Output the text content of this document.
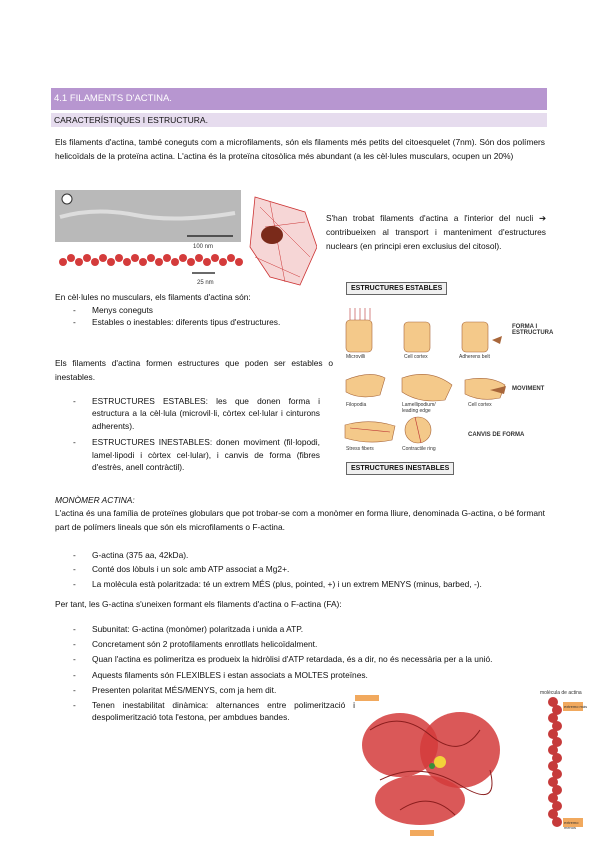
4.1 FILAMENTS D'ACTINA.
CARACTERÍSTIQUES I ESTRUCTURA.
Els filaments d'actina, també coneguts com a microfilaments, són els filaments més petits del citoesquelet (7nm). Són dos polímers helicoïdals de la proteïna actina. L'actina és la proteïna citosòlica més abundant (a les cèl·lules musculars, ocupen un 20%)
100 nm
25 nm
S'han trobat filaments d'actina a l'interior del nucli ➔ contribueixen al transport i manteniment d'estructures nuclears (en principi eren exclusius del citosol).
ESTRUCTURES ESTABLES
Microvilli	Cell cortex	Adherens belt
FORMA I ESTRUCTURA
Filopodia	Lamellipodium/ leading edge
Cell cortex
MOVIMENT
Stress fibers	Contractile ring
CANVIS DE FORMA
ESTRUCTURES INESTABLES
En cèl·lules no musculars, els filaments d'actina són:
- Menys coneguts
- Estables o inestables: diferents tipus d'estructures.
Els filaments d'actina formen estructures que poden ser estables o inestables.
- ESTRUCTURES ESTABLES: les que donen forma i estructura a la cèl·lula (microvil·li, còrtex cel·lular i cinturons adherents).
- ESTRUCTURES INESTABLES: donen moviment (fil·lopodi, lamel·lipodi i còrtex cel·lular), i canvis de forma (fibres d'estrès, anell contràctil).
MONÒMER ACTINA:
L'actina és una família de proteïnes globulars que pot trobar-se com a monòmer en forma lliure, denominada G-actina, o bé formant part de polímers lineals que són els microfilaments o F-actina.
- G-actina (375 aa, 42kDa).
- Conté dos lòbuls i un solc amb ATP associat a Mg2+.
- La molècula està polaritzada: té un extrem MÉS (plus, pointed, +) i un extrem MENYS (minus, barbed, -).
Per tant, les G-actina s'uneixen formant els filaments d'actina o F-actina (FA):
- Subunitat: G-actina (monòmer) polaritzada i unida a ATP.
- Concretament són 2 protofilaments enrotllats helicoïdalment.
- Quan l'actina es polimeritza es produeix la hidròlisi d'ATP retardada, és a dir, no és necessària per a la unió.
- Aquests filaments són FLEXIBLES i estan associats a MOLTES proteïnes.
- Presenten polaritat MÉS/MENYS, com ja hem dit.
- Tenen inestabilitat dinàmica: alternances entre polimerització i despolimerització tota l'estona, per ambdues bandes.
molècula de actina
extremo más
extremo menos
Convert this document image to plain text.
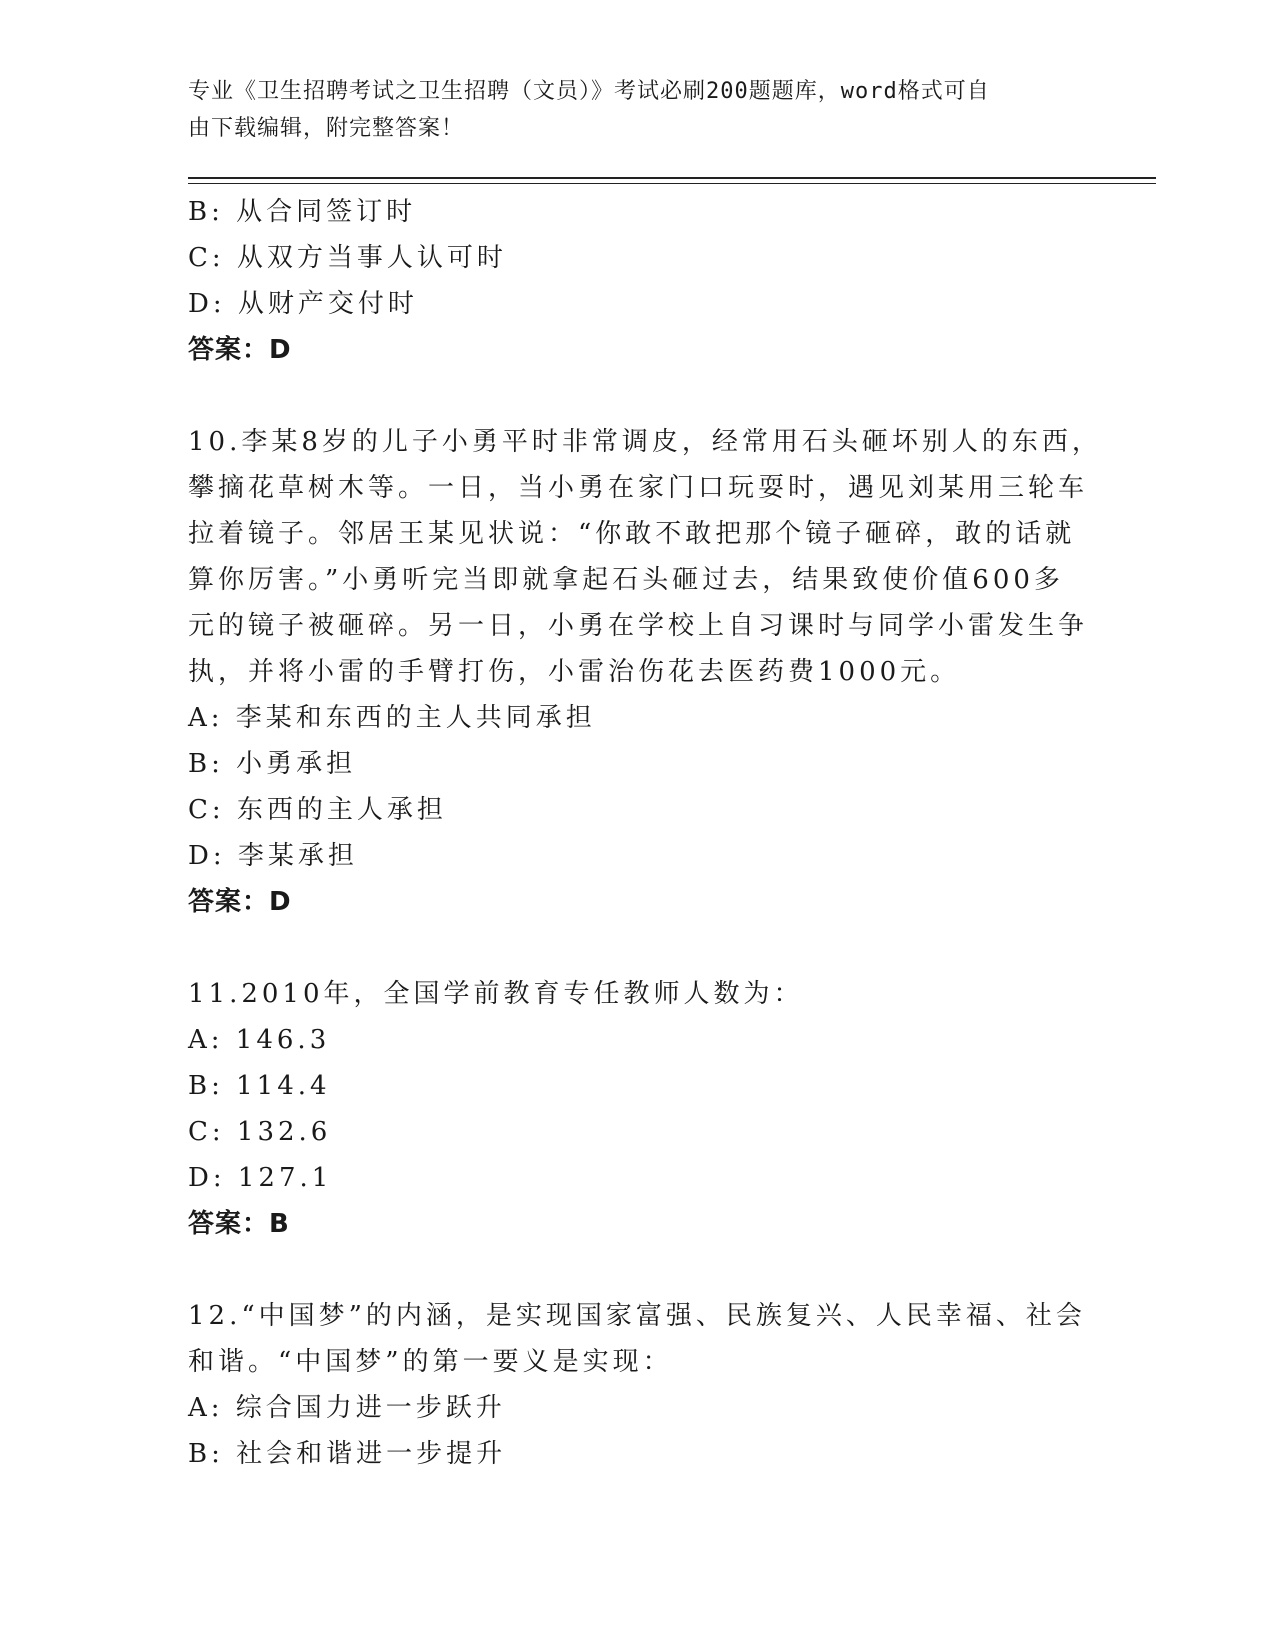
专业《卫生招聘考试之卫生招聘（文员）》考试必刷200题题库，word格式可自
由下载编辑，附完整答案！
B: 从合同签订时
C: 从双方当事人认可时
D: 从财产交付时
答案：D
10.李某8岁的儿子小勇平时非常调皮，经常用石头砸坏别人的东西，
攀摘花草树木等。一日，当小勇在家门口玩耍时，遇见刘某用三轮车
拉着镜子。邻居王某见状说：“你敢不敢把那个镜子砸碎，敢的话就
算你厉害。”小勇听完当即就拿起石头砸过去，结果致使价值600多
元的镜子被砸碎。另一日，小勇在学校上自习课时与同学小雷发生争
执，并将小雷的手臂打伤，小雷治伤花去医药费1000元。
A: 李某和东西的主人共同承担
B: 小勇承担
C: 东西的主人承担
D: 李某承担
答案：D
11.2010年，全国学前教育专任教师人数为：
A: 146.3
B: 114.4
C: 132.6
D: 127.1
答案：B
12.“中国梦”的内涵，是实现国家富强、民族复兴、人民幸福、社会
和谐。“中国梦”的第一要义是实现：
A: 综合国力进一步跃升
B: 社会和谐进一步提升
━━━
Work to do - Show the lines of the material that contain the word "lular".

The solution -
- ESTRUCTURES ESTABLES: les que donen forma i estructura a la cèl·lula (microvil·li, còrtex cel·lular i cinturons adherents).
- ESTRUCTURES INESTABLES: donen moviment (fil·lopodi, lamel·lipodi i còrtex cel·lular), i canvis de forma (fibres d'estrès, anell contràctil).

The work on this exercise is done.